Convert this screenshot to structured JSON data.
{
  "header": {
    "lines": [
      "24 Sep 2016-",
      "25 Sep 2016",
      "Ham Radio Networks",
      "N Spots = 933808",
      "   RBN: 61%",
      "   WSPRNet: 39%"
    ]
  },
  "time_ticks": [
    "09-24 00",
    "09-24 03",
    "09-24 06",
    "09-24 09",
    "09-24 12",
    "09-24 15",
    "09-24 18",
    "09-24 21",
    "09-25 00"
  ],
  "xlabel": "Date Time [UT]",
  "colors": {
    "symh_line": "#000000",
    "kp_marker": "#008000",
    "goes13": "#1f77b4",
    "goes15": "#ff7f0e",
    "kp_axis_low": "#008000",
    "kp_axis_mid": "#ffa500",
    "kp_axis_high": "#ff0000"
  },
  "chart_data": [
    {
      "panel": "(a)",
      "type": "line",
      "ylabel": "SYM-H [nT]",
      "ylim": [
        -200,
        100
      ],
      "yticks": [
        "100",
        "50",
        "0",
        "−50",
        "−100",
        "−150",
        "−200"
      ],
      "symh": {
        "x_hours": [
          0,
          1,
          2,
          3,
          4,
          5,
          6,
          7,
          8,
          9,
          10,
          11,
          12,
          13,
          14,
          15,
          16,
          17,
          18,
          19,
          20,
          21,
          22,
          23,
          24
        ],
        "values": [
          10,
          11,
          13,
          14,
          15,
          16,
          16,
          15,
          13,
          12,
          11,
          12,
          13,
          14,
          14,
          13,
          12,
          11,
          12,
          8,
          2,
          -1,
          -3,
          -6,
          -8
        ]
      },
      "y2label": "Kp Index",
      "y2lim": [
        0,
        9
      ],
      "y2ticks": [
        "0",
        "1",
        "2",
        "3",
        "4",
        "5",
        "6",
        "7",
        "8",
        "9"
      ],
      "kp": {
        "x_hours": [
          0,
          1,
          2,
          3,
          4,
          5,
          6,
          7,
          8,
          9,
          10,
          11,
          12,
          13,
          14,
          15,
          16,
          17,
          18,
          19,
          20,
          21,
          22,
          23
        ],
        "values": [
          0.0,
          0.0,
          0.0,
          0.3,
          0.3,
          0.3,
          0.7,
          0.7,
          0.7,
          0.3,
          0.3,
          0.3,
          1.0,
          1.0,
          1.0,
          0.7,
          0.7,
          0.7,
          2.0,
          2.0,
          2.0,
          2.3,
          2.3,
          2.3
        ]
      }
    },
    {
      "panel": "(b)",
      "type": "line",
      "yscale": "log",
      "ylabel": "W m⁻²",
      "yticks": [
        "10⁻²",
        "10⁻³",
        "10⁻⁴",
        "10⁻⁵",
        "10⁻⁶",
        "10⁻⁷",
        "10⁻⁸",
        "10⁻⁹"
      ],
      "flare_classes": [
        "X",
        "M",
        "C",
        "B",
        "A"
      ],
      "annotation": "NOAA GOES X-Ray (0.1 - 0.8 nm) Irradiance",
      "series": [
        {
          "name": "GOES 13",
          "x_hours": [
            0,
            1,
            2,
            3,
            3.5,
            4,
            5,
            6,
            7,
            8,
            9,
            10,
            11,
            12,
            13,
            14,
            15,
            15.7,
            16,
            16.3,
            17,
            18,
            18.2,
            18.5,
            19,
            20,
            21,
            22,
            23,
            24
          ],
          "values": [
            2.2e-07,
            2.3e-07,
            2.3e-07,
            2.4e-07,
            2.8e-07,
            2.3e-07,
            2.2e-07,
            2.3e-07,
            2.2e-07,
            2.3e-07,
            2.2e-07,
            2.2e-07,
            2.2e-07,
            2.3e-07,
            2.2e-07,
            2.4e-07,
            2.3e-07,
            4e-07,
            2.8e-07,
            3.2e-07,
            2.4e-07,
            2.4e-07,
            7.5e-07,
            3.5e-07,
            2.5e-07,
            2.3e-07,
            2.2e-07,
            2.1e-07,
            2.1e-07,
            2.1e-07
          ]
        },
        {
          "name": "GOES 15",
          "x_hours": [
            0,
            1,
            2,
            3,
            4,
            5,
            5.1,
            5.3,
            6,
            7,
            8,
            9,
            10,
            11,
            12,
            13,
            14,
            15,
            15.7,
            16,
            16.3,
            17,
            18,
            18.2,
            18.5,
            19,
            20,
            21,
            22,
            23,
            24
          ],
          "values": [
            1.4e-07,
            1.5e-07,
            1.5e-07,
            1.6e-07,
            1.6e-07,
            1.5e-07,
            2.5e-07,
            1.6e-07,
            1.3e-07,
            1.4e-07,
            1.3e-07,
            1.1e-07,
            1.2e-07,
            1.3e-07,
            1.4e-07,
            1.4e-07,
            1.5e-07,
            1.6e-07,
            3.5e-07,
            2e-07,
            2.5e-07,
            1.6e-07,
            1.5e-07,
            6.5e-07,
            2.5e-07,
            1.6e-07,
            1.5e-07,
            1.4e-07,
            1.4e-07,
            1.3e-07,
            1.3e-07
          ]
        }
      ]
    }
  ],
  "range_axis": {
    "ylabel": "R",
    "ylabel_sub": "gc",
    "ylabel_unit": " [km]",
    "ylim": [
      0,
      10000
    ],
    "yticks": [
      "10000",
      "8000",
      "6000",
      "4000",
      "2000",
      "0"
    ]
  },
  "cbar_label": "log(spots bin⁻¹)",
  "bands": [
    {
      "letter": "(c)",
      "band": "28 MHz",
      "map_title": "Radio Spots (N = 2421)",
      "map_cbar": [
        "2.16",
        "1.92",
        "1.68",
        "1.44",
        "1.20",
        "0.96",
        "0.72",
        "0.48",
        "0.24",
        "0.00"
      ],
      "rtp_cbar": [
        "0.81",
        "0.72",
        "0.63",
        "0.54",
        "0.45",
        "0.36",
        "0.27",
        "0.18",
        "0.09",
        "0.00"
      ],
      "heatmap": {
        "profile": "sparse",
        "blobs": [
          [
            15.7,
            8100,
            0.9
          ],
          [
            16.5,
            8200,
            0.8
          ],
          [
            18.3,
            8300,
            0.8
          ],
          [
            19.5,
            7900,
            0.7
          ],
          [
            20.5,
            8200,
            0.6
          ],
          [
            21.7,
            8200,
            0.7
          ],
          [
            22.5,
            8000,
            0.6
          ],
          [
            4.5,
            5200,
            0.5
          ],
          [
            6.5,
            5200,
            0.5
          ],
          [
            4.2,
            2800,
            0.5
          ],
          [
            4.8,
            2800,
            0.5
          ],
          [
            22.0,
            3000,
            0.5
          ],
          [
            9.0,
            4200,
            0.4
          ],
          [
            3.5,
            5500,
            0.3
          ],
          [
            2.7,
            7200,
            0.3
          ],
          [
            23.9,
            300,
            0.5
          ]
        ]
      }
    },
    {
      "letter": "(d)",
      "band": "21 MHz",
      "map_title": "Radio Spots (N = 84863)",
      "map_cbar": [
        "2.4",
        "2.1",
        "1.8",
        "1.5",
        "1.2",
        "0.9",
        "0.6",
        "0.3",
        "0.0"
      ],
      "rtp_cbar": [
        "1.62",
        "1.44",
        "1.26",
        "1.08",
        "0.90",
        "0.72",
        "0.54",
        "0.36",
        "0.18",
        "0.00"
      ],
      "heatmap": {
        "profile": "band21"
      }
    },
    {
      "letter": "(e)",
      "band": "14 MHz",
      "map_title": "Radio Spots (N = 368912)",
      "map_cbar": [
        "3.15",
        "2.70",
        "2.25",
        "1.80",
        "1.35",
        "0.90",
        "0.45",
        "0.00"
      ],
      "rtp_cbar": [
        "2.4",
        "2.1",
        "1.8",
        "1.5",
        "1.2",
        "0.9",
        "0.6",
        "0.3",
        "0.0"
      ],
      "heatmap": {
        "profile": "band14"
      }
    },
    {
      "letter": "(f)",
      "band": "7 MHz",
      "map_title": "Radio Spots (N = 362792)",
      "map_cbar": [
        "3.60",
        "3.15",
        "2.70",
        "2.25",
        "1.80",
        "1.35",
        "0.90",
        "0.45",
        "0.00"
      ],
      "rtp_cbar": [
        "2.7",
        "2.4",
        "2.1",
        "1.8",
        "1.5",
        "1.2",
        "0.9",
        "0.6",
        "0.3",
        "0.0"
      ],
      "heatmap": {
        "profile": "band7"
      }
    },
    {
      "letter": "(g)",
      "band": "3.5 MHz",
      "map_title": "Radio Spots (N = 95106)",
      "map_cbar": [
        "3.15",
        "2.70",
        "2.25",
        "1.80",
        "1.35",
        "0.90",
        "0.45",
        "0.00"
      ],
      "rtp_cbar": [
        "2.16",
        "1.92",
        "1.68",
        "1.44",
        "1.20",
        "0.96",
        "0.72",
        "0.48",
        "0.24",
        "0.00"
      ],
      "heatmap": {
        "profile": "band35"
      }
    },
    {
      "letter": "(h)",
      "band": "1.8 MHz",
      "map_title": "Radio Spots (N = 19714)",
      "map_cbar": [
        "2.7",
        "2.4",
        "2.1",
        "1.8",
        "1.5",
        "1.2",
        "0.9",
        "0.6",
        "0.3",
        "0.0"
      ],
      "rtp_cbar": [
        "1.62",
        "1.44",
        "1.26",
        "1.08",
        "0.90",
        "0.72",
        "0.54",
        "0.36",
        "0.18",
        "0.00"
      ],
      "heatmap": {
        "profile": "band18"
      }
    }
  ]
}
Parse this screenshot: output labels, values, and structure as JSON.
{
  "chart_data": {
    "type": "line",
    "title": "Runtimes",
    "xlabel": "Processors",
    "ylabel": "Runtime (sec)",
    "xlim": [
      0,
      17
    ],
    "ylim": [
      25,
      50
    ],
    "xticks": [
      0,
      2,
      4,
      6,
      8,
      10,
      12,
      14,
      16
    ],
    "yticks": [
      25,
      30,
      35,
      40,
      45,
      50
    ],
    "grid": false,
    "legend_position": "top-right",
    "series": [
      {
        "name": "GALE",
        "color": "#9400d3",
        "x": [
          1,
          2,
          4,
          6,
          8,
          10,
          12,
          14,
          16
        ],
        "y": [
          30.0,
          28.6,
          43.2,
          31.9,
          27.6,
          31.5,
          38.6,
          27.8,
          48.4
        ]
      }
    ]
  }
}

▶ _Work to be completed_:
Reproduce precisely the span of lines that begins at the line containing "Parse this screenshot: output" and ends with the last line of the listing.

▶ _Expected answer_:
Parse this screenshot: output labels, values, and structure as JSON.
{
  "chart_data": {
    "type": "line",
    "title": "Runtimes",
    "xlabel": "Processors",
    "ylabel": "Runtime (sec)",
    "xlim": [
      0,
      17
    ],
    "ylim": [
      25,
      50
    ],
    "xticks": [
      0,
      2,
      4,
      6,
      8,
      10,
      12,
      14,
      16
    ],
    "yticks": [
      25,
      30,
      35,
      40,
      45,
      50
    ],
    "grid": false,
    "legend_position": "top-right",
    "series": [
      {
        "name": "GALE",
        "color": "#9400d3",
        "x": [
          1,
          2,
          4,
          6,
          8,
          10,
          12,
          14,
          16
        ],
        "y": [
          30.0,
          28.6,
          43.2,
          31.9,
          27.6,
          31.5,
          38.6,
          27.8,
          48.4
        ]
      }
    ]
  }
}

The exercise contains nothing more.